Can you write out, word for word, the stretch of lines from the very first one through the line that contains "map-title: Air Temperature", with both ends included?

----------

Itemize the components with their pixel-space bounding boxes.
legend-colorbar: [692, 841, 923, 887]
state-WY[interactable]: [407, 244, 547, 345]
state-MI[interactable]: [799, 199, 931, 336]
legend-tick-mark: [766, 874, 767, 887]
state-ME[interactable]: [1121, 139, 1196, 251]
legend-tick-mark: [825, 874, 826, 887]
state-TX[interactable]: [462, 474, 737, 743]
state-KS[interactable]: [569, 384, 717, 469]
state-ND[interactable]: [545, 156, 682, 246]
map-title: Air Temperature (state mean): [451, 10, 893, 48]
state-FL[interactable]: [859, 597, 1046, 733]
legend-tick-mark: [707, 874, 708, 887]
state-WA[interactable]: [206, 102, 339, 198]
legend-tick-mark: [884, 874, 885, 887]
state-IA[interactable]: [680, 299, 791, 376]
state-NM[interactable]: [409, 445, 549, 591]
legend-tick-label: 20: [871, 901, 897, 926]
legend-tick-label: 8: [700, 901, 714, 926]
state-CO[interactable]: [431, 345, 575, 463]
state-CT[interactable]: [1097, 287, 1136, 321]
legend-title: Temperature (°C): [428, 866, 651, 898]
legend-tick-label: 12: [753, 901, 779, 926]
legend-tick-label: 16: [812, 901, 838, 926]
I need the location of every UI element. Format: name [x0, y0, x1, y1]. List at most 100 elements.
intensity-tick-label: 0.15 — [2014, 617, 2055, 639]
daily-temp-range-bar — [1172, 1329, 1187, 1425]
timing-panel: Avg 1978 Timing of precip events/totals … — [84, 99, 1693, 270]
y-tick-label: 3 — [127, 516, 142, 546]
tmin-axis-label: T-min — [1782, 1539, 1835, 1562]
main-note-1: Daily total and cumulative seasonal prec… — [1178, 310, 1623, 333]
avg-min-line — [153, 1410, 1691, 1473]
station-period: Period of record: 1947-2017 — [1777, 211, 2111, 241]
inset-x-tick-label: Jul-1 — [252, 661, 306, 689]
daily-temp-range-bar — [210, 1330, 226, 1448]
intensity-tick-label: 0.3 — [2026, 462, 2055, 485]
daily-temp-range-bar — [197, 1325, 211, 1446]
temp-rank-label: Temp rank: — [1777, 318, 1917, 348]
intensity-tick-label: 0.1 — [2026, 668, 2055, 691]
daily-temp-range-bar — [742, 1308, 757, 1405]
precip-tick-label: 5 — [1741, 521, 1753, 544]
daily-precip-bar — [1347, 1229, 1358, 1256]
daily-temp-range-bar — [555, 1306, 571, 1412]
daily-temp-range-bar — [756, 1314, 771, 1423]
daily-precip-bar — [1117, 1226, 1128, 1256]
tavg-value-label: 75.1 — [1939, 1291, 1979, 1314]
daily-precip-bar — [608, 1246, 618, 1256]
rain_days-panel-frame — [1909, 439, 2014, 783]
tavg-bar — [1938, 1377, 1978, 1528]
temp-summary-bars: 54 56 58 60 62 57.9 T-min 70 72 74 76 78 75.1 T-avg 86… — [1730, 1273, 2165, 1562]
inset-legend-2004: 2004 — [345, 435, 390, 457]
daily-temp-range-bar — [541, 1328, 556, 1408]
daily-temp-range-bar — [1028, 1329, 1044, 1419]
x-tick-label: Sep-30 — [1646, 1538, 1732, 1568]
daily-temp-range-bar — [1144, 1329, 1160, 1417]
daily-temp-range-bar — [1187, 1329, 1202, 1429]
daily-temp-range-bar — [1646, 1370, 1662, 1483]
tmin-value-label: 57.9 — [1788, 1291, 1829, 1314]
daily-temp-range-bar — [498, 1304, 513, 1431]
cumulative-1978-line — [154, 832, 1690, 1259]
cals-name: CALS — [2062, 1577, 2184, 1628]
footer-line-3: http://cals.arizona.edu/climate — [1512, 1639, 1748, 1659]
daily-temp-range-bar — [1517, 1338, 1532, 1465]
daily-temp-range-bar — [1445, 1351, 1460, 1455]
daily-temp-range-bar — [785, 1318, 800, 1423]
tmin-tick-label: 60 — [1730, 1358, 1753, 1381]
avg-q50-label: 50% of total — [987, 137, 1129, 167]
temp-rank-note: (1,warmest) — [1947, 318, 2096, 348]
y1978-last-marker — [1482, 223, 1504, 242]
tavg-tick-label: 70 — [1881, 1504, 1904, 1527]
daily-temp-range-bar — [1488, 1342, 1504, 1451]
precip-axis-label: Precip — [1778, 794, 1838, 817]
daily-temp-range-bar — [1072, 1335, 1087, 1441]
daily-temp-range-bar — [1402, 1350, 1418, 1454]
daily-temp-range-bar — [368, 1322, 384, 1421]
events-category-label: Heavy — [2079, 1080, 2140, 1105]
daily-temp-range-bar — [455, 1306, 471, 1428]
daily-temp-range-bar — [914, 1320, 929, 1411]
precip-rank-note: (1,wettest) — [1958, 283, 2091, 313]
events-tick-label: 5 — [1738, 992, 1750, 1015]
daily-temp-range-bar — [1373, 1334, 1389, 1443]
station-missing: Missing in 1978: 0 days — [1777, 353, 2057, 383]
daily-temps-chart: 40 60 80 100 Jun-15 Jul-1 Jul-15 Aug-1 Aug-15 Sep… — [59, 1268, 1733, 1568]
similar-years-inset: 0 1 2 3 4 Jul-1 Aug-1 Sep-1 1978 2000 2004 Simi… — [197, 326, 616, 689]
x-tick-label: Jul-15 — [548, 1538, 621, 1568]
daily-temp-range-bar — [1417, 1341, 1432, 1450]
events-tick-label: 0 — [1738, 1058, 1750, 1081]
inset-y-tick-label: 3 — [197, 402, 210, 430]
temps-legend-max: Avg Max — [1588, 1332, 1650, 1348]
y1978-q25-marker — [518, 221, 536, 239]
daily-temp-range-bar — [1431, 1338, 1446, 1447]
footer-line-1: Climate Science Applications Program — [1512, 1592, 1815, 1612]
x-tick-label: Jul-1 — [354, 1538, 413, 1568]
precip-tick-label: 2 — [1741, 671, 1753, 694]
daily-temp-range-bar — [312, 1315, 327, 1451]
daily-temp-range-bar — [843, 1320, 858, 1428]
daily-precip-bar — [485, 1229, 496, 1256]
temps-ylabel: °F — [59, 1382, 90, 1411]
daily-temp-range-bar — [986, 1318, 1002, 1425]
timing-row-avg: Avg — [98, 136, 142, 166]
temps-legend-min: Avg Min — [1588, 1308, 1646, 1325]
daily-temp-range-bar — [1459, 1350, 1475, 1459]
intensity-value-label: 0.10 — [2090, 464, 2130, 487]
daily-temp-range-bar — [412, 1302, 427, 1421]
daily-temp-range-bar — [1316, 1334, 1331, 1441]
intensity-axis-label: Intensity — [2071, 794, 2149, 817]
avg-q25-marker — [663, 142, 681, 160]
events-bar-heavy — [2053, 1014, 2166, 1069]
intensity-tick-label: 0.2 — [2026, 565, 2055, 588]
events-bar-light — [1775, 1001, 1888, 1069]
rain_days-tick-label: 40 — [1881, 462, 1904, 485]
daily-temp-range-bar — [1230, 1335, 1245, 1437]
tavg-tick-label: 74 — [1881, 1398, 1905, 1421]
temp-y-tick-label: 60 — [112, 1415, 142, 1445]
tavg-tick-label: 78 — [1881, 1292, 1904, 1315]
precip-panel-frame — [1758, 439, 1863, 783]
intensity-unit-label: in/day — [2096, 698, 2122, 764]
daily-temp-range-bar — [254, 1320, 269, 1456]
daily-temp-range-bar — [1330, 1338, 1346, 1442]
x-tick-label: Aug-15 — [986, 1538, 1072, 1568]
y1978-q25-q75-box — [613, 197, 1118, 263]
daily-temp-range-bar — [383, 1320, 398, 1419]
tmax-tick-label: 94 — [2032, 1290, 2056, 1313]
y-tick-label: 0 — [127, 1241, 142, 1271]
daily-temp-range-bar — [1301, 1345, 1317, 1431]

----------

REPLY TO THE EXERCISE =>
Itemize the components with their pixel-space bounding boxes.
legend-colorbar: [692, 841, 923, 887]
state-WY[interactable]: [407, 244, 547, 345]
state-MI[interactable]: [799, 199, 931, 336]
legend-tick-mark: [766, 874, 767, 887]
state-ME[interactable]: [1121, 139, 1196, 251]
legend-tick-mark: [825, 874, 826, 887]
state-TX[interactable]: [462, 474, 737, 743]
state-KS[interactable]: [569, 384, 717, 469]
state-ND[interactable]: [545, 156, 682, 246]
map-title: Air Temperature (state mean): [451, 10, 893, 48]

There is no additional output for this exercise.